Scan the data below and pick out the lines containing the word "para".

__________

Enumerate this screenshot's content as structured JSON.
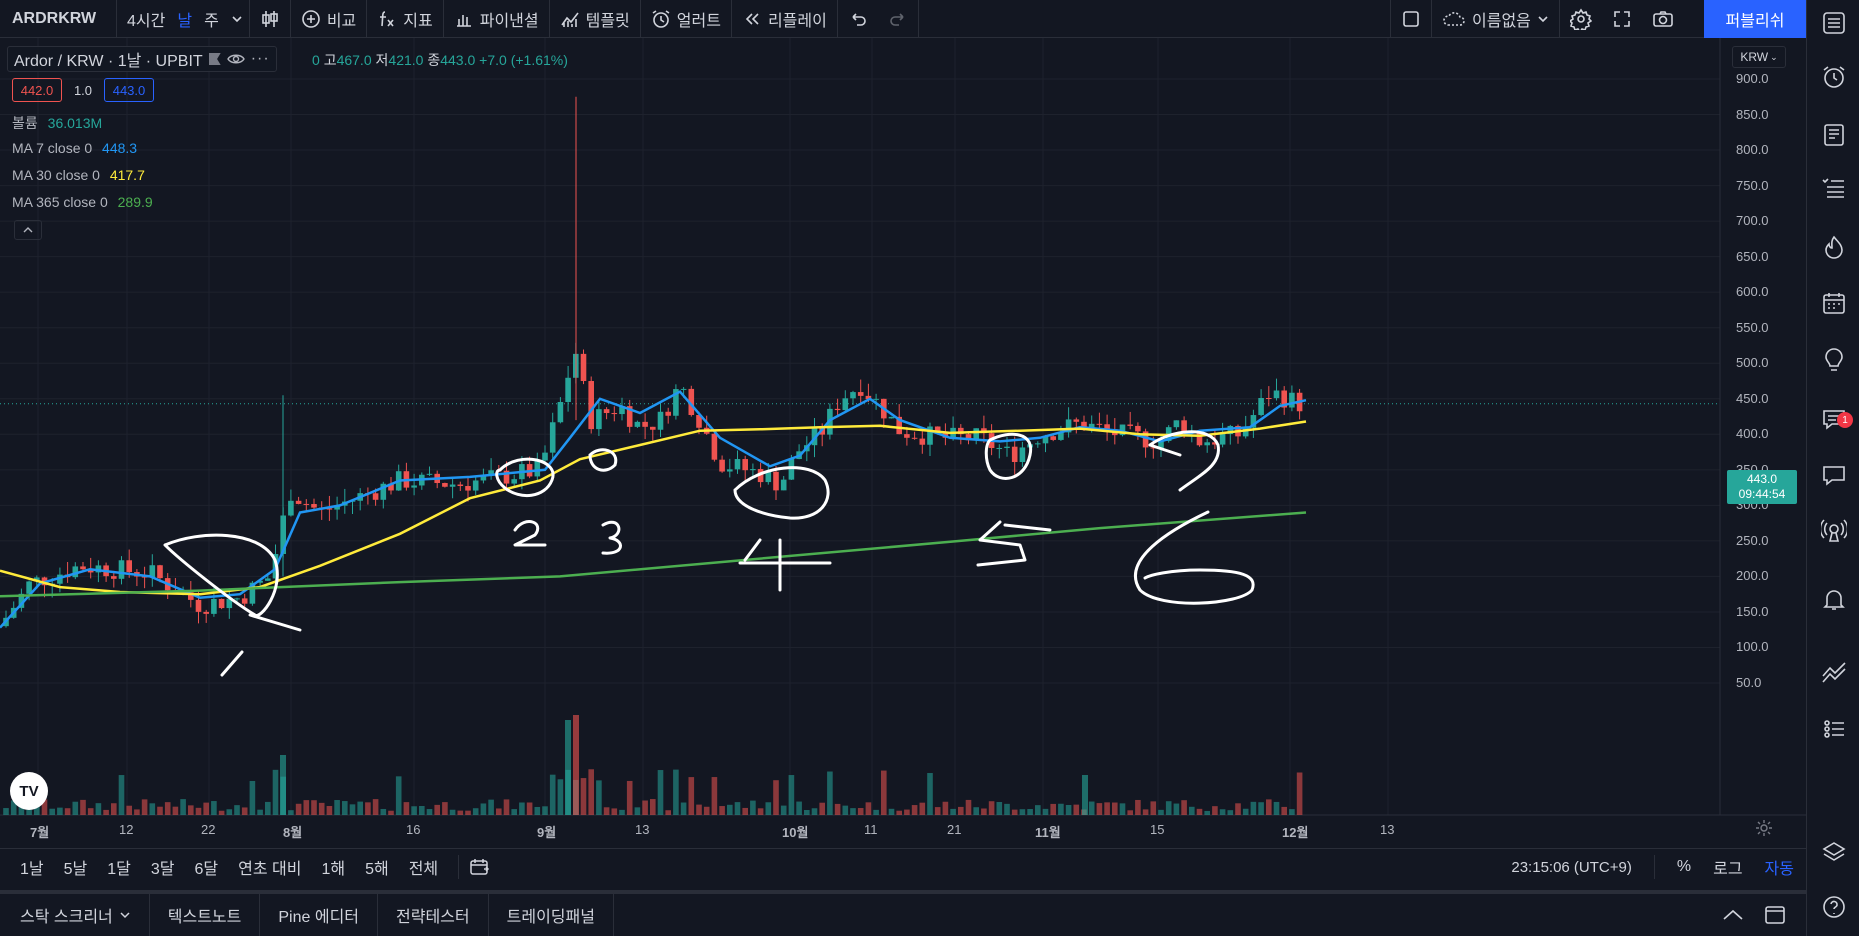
{
  "toolbar": {
    "symbol": "ARDRKRW",
    "intervals": [
      "4시간",
      "날",
      "주"
    ],
    "compare_label": "비교",
    "indicators_label": "지표",
    "financials_label": "파이낸셜",
    "templates_label": "템플릿",
    "alert_label": "얼러트",
    "replay_label": "리플레이",
    "layout_name": "이름없음",
    "publish_label": "퍼블리쉬"
  },
  "legend": {
    "title": "Ardor / KRW · 1날 · UPBIT",
    "ohlc_prefix": "0",
    "high_label": "고",
    "high": "467.0",
    "low_label": "저",
    "low": "421.0",
    "close_label": "종",
    "close": "443.0",
    "change": "+7.0 (+1.61%)",
    "bid": "442.0",
    "spread": "1.0",
    "ask": "443.0",
    "volume_label": "볼륨",
    "volume_value": "36.013M",
    "ma7_label": "MA 7 close 0",
    "ma7_value": "448.3",
    "ma30_label": "MA 30 close 0",
    "ma30_value": "417.7",
    "ma365_label": "MA 365 close 0",
    "ma365_value": "289.9"
  },
  "price_axis": {
    "currency": "KRW",
    "ticks": [
      "900.0",
      "850.0",
      "800.0",
      "750.0",
      "700.0",
      "650.0",
      "600.0",
      "550.0",
      "500.0",
      "450.0",
      "400.0",
      "350.0",
      "300.0",
      "250.0",
      "200.0",
      "150.0",
      "100.0",
      "50.0"
    ],
    "current_price": "443.0",
    "countdown": "09:44:54"
  },
  "time_axis": {
    "ticks": [
      "7월",
      "12",
      "22",
      "8월",
      "16",
      "9월",
      "13",
      "10월",
      "11",
      "21",
      "11월",
      "15",
      "12월",
      "13"
    ]
  },
  "annotations": [
    "1",
    "2",
    "3",
    "4",
    "5",
    "6"
  ],
  "range_bar": {
    "ranges": [
      "1날",
      "5날",
      "1달",
      "3달",
      "6달",
      "연초 대비",
      "1해",
      "5해",
      "전체"
    ],
    "clock": "23:15:06 (UTC+9)",
    "percent": "%",
    "log": "로그",
    "auto": "자동"
  },
  "bottom_tabs": [
    "스탁 스크리너",
    "텍스트노트",
    "Pine 에디터",
    "전략테스터",
    "트레이딩패널"
  ],
  "colors": {
    "up": "#26a69a",
    "down": "#ef5350",
    "ma7": "#2196f3",
    "ma30": "#ffeb3b",
    "ma365": "#4caf50",
    "accent": "#2962ff"
  },
  "notification_count": "1"
}
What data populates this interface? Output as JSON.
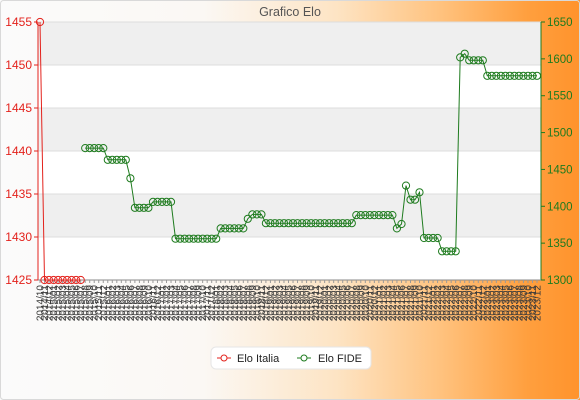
{
  "chart_data": {
    "type": "line",
    "title": "Grafico Elo",
    "grid": true,
    "legend_position": "bottom",
    "categories": [
      "2014/10",
      "2014/11",
      "2014/12",
      "2015/01",
      "2015/02",
      "2015/03",
      "2015/04",
      "2015/05",
      "2015/06",
      "2015/07",
      "2015/08",
      "2015/09",
      "2015/10",
      "2015/11",
      "2015/12",
      "2016/01",
      "2016/02",
      "2016/03",
      "2016/04",
      "2016/05",
      "2016/06",
      "2016/07",
      "2016/08",
      "2016/09",
      "2016/10",
      "2016/11",
      "2016/12",
      "2017/01",
      "2017/02",
      "2017/03",
      "2017/04",
      "2017/05",
      "2017/06",
      "2017/07",
      "2017/08",
      "2017/09",
      "2017/10",
      "2017/11",
      "2017/12",
      "2018/01",
      "2018/02",
      "2018/03",
      "2018/04",
      "2018/05",
      "2018/06",
      "2018/07",
      "2018/08",
      "2018/09",
      "2018/10",
      "2018/11",
      "2018/12",
      "2019/01",
      "2019/02",
      "2019/03",
      "2019/04",
      "2019/05",
      "2019/06",
      "2019/07",
      "2019/08",
      "2019/09",
      "2019/10",
      "2019/11",
      "2019/12",
      "2020/01",
      "2020/02",
      "2020/03",
      "2020/04",
      "2020/05",
      "2020/06",
      "2020/07",
      "2020/08",
      "2020/09",
      "2020/10",
      "2020/11",
      "2020/12",
      "2021/01",
      "2021/02",
      "2021/03",
      "2021/04",
      "2021/05",
      "2021/06",
      "2021/07",
      "2021/08",
      "2021/09",
      "2021/10",
      "2021/11",
      "2021/12",
      "2022/01",
      "2022/02",
      "2022/03",
      "2022/04",
      "2022/05",
      "2022/06",
      "2022/07",
      "2022/08",
      "2022/09",
      "2022/10",
      "2022/11",
      "2022/12",
      "2023/01",
      "2023/02",
      "2023/03",
      "2023/04",
      "2023/05",
      "2023/06",
      "2023/07",
      "2023/08",
      "2023/09",
      "2023/10",
      "2023/11",
      "2023/12"
    ],
    "y_left": {
      "ylim": [
        1425,
        1455
      ],
      "ticks": [
        1425,
        1430,
        1435,
        1440,
        1445,
        1450,
        1455
      ],
      "color": "#e3221c"
    },
    "y_right": {
      "ylim": [
        1300,
        1650
      ],
      "ticks": [
        1300,
        1350,
        1400,
        1450,
        1500,
        1550,
        1600,
        1650
      ],
      "color": "#1e7b1e"
    },
    "series": [
      {
        "name": "Elo Italia",
        "axis": "left",
        "color": "#e3221c",
        "values": [
          1455,
          1425,
          1425,
          1425,
          1425,
          1425,
          1425,
          1425,
          1425,
          1425,
          null,
          null,
          null,
          null,
          null,
          null,
          null,
          null,
          null,
          null,
          null,
          null,
          null,
          null,
          null,
          null,
          null,
          null,
          null,
          null,
          null,
          null,
          null,
          null,
          null,
          null,
          null,
          null,
          null,
          null,
          null,
          null,
          null,
          null,
          null,
          null,
          null,
          null,
          null,
          null,
          null,
          null,
          null,
          null,
          null,
          null,
          null,
          null,
          null,
          null,
          null,
          null,
          null,
          null,
          null,
          null,
          null,
          null,
          null,
          null,
          null,
          null,
          null,
          null,
          null,
          null,
          null,
          null,
          null,
          null,
          null,
          null,
          null,
          null,
          null,
          null,
          null,
          null,
          null,
          null,
          null,
          null,
          null,
          null,
          null,
          null,
          null,
          null,
          null,
          null,
          null,
          null,
          null,
          null,
          null,
          null,
          null,
          null,
          null,
          null,
          null
        ]
      },
      {
        "name": "Elo FIDE",
        "axis": "right",
        "color": "#1e7b1e",
        "values": [
          null,
          null,
          null,
          null,
          null,
          null,
          null,
          null,
          null,
          null,
          1479,
          1479,
          1479,
          1479,
          1479,
          1463,
          1463,
          1463,
          1463,
          1463,
          1438,
          1398,
          1398,
          1398,
          1398,
          1406,
          1406,
          1406,
          1406,
          1406,
          1356,
          1356,
          1356,
          1356,
          1356,
          1356,
          1356,
          1356,
          1356,
          1356,
          1370,
          1370,
          1370,
          1370,
          1370,
          1370,
          1383,
          1389,
          1389,
          1389,
          1377,
          1377,
          1377,
          1377,
          1377,
          1377,
          1377,
          1377,
          1377,
          1377,
          1377,
          1377,
          1377,
          1377,
          1377,
          1377,
          1377,
          1377,
          1377,
          1377,
          1388,
          1388,
          1388,
          1388,
          1388,
          1388,
          1388,
          1388,
          1388,
          1370,
          1376,
          1428,
          1409,
          1409,
          1419,
          1357,
          1357,
          1357,
          1357,
          1339,
          1339,
          1339,
          1339,
          1602,
          1607,
          1598,
          1598,
          1598,
          1598,
          1577,
          1577,
          1577,
          1577,
          1577,
          1577,
          1577,
          1577,
          1577,
          1577,
          1577,
          1577
        ]
      }
    ]
  }
}
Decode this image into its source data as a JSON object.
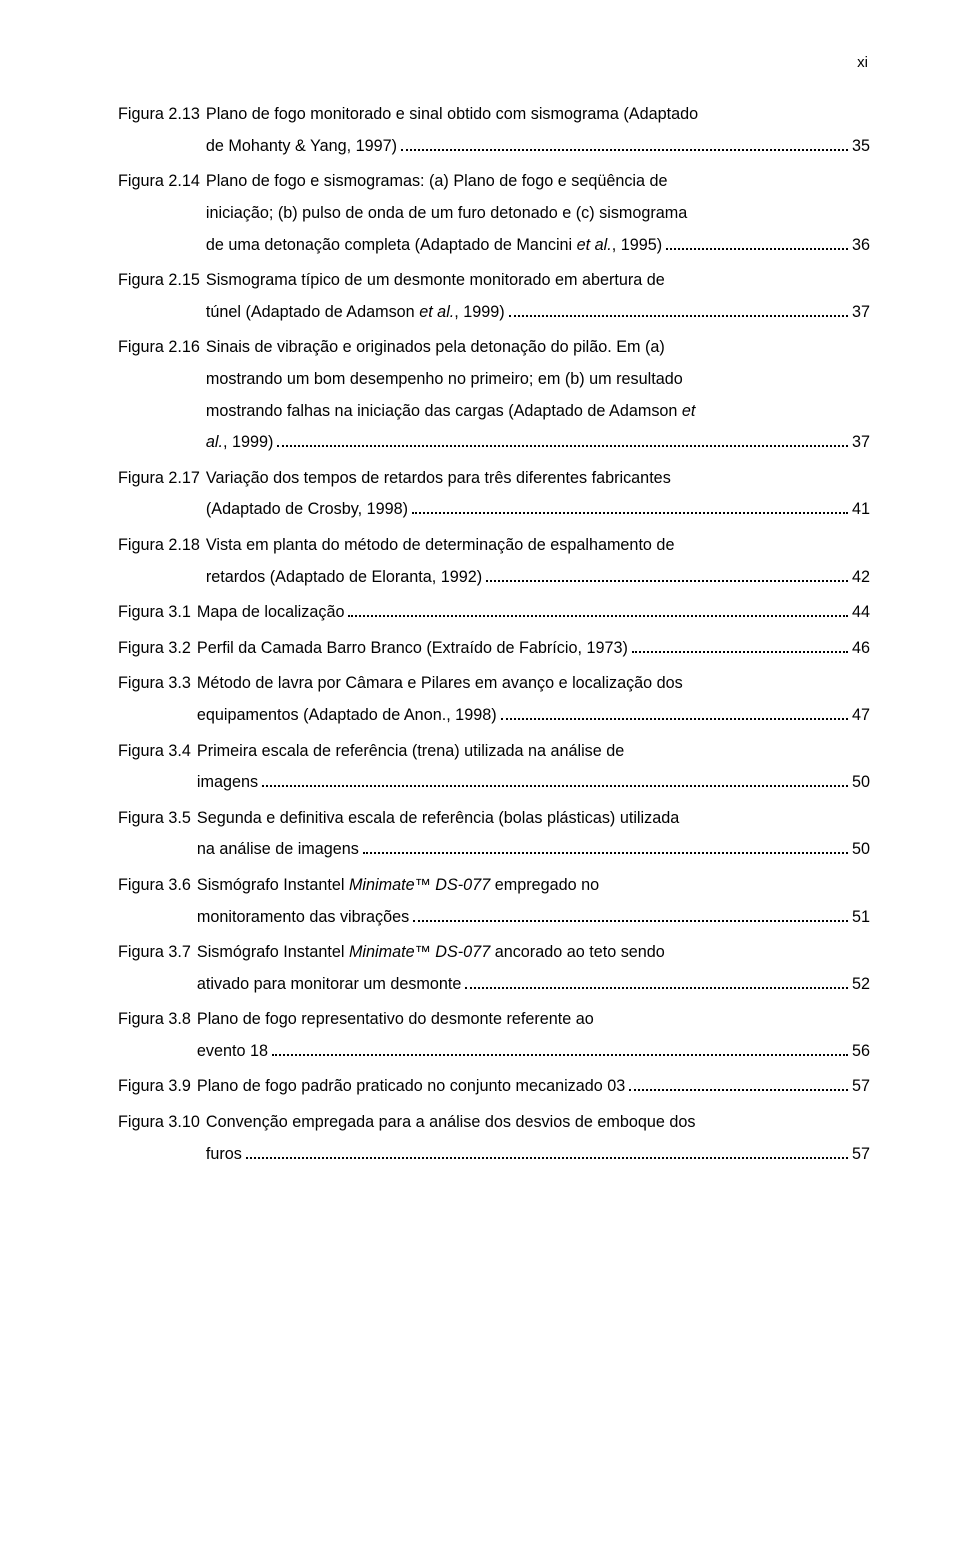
{
  "page_number_roman": "xi",
  "entries": [
    {
      "label": "Figura 2.13",
      "lines": [
        {
          "text": "Plano de fogo monitorado e sinal obtido com sismograma (Adaptado"
        },
        {
          "text": "de Mohanty & Yang, 1997)",
          "page": "35"
        }
      ]
    },
    {
      "label": "Figura 2.14",
      "lines": [
        {
          "text": "Plano de fogo e sismogramas: (a) Plano de fogo e seqüência de"
        },
        {
          "text": "iniciação; (b) pulso de onda de um furo detonado e (c) sismograma"
        },
        {
          "text": "de uma detonação completa (Adaptado de Mancini ",
          "italic_tail": "et al.",
          "tail2": ", 1995)",
          "page": "36"
        }
      ]
    },
    {
      "label": "Figura 2.15",
      "lines": [
        {
          "text": "Sismograma típico de um desmonte monitorado em abertura de"
        },
        {
          "text": "túnel (Adaptado de Adamson ",
          "italic_tail": "et al.",
          "tail2": ", 1999)",
          "page": "37"
        }
      ]
    },
    {
      "label": "Figura 2.16",
      "lines": [
        {
          "text": "Sinais de vibração e originados pela detonação do pilão. Em (a)"
        },
        {
          "text": "mostrando um bom desempenho no primeiro; em (b) um resultado"
        },
        {
          "text": "mostrando falhas na iniciação das cargas (Adaptado de Adamson ",
          "italic_tail": "et"
        },
        {
          "italic_lead": "al.",
          "text": ", 1999)",
          "page": "37"
        }
      ]
    },
    {
      "label": "Figura 2.17",
      "lines": [
        {
          "text": "Variação dos tempos de retardos para três diferentes fabricantes"
        },
        {
          "text": "(Adaptado de Crosby, 1998) ",
          "page": "41"
        }
      ]
    },
    {
      "label": "Figura 2.18",
      "lines": [
        {
          "text": "Vista em planta do método de determinação de espalhamento de"
        },
        {
          "text": "retardos (Adaptado de Eloranta, 1992)",
          "page": "42"
        }
      ]
    },
    {
      "label": "Figura 3.1",
      "lines": [
        {
          "text": "Mapa de localização",
          "page": "44"
        }
      ]
    },
    {
      "label": "Figura 3.2",
      "lines": [
        {
          "text": "Perfil da Camada Barro Branco (Extraído de Fabrício, 1973) ",
          "page": "46"
        }
      ]
    },
    {
      "label": "Figura 3.3",
      "lines": [
        {
          "text": "Método de lavra por Câmara e Pilares em avanço e localização dos"
        },
        {
          "text": "equipamentos (Adaptado de Anon., 1998)",
          "page": "47"
        }
      ]
    },
    {
      "label": "Figura 3.4",
      "lines": [
        {
          "text": "Primeira escala de referência (trena) utilizada na análise de"
        },
        {
          "text": "imagens",
          "page": "50"
        }
      ]
    },
    {
      "label": "Figura 3.5",
      "lines": [
        {
          "text": "Segunda e definitiva escala de referência (bolas plásticas) utilizada"
        },
        {
          "text": "na análise de imagens ",
          "page": "50"
        }
      ]
    },
    {
      "label": "Figura 3.6",
      "lines": [
        {
          "text": "Sismógrafo Instantel ",
          "italic_tail": "Minimate™ DS-077",
          "tail2": " empregado no"
        },
        {
          "text": "monitoramento das vibrações",
          "page": "51"
        }
      ]
    },
    {
      "label": "Figura 3.7",
      "lines": [
        {
          "text": "Sismógrafo Instantel ",
          "italic_tail": "Minimate™ DS-077",
          "tail2": " ancorado ao teto sendo"
        },
        {
          "text": "ativado para monitorar um desmonte",
          "page": "52"
        }
      ]
    },
    {
      "label": "Figura 3.8",
      "lines": [
        {
          "text": "Plano de fogo representativo do desmonte referente ao"
        },
        {
          "text": "evento 18",
          "page": "56"
        }
      ]
    },
    {
      "label": "Figura 3.9",
      "lines": [
        {
          "text": "Plano de fogo padrão praticado no conjunto mecanizado 03 ",
          "page": "57"
        }
      ]
    },
    {
      "label": "Figura 3.10",
      "lines": [
        {
          "text": "Convenção empregada para a análise dos desvios de emboque dos"
        },
        {
          "text": "furos",
          "page": "57"
        }
      ]
    }
  ]
}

__________

Exercise answer:
          "text": "Variação dos tempos de retardos para três diferentes fabricantes"
          "text": "ativado para monitorar um desmonte",
          "text": "Convenção empregada para a análise dos desvios de emboque dos"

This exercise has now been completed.